-- Begin STORED RECORDS --

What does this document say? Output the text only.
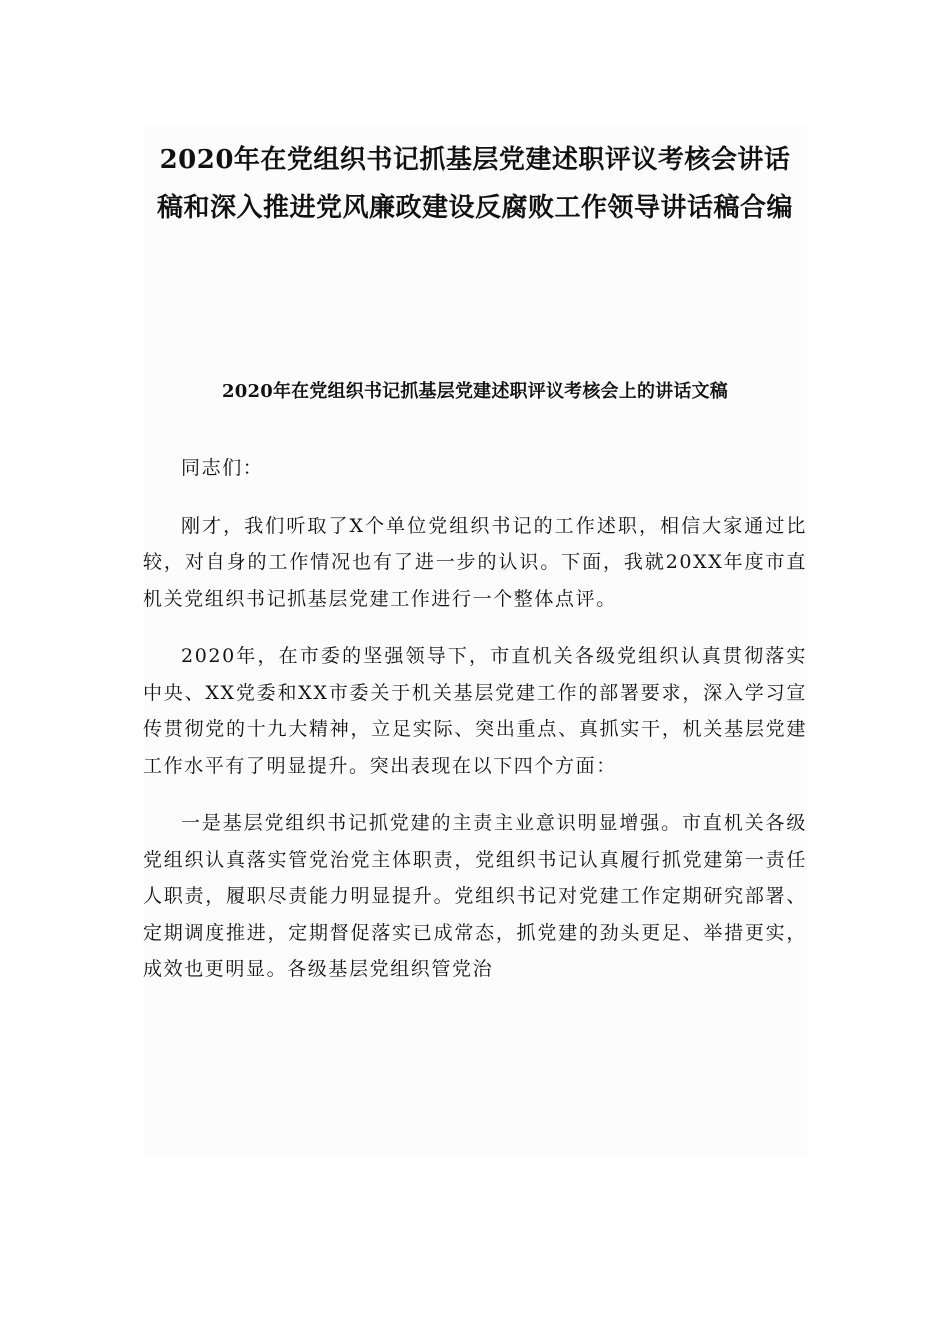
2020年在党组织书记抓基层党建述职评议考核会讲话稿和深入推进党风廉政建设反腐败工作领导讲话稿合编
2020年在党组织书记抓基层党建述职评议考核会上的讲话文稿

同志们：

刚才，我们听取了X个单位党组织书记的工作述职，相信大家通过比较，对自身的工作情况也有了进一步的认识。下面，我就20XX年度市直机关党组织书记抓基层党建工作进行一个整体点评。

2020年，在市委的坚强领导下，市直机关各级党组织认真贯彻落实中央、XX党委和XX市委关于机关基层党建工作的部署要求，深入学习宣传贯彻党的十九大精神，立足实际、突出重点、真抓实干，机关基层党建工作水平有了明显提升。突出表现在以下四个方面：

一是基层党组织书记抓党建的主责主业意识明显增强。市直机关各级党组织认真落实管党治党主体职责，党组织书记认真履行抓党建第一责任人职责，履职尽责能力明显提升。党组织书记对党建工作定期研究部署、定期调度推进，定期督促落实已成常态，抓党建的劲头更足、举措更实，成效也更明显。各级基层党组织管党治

-- End STORED RECORDS --

Take the entries shown above and quote them verbatim, passing over the pictures.

What does this document say? Output the text only.
2020年在党组织书记抓基层党建述职评议考核会讲话稿和深入推进党风廉政建设反腐败工作领导讲话稿合编
2020年在党组织书记抓基层党建述职评议考核会上的讲话文稿

同志们：

刚才，我们听取了X个单位党组织书记的工作述职，相信大家通过比较，对自身的工作情况也有了进一步的认识。下面，我就20XX年度市直机关党组织书记抓基层党建工作进行一个整体点评。

2020年，在市委的坚强领导下，市直机关各级党组织认真贯彻落实中央、XX党委和XX市委关于机关基层党建工作的部署要求，深入学习宣传贯彻党的十九大精神，立足实际、突出重点、真抓实干，机关基层党建工作水平有了明显提升。突出表现在以下四个方面：

一是基层党组织书记抓党建的主责主业意识明显增强。市直机关各级党组织认真落实管党治党主体职责，党组织书记认真履行抓党建第一责任人职责，履职尽责能力明显提升。党组织书记对党建工作定期研究部署、定期调度推进，定期督促落实已成常态，抓党建的劲头更足、举措更实，成效也更明显。各级基层党组织管党治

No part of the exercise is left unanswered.